- _Entries provided_
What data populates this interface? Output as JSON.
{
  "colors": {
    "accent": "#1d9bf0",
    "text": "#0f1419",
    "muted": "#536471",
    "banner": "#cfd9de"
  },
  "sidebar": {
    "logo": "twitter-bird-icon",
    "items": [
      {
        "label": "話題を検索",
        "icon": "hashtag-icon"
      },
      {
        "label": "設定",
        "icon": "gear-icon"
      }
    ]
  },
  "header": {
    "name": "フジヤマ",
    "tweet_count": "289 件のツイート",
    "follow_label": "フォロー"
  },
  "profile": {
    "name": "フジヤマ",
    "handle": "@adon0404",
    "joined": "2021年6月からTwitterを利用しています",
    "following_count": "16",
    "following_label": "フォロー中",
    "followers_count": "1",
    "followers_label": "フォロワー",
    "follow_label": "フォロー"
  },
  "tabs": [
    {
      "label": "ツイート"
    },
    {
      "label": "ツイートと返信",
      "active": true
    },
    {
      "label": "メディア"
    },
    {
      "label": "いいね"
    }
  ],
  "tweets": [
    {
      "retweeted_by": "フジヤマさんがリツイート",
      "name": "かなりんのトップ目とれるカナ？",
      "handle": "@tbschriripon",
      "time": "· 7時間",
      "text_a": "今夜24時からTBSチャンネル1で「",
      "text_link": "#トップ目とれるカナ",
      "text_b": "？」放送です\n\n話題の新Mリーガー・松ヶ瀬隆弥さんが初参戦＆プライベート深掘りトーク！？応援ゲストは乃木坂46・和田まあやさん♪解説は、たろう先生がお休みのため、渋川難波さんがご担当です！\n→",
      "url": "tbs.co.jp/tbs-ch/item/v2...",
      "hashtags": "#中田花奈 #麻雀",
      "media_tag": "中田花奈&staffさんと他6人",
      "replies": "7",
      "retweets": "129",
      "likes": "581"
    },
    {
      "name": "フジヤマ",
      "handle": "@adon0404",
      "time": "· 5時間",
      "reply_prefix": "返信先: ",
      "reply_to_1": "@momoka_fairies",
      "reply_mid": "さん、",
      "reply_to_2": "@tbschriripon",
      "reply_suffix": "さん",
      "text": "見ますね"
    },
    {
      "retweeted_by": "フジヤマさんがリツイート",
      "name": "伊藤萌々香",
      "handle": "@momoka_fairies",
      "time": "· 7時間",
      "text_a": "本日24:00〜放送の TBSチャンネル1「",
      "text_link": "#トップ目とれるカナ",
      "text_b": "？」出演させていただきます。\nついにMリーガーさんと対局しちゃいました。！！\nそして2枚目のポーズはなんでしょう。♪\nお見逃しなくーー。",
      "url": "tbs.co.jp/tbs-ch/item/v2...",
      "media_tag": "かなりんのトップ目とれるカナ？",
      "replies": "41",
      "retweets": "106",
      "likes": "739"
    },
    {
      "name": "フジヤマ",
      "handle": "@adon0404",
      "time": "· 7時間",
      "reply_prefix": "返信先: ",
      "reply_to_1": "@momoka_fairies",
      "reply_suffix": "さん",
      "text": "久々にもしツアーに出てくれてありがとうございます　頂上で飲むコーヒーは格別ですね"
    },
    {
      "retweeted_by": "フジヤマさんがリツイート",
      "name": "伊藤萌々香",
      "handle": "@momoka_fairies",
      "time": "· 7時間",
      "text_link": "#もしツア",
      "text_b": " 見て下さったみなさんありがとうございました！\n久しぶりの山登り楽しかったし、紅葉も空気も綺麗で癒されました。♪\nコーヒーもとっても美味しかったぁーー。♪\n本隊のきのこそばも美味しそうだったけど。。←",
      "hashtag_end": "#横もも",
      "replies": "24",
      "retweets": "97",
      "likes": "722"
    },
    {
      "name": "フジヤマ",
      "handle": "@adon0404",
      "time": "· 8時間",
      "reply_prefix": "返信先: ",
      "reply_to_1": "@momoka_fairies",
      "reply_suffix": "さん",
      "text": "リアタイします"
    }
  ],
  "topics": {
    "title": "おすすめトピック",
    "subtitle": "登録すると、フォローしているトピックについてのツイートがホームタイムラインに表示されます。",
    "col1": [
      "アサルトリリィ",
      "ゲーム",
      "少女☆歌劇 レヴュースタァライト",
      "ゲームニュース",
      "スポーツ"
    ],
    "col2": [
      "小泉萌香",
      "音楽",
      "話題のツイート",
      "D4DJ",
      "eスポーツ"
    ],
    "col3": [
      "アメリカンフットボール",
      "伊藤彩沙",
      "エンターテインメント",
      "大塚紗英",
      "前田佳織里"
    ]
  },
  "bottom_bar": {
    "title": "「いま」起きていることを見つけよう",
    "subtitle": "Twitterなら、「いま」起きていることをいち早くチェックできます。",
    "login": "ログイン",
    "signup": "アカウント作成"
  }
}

- _Written exercise_
Return every line above that contains the word "中田花奈".

- _Output_
      "hashtags": "#中田花奈 #麻雀",
      "media_tag": "中田花奈&staffさんと他6人",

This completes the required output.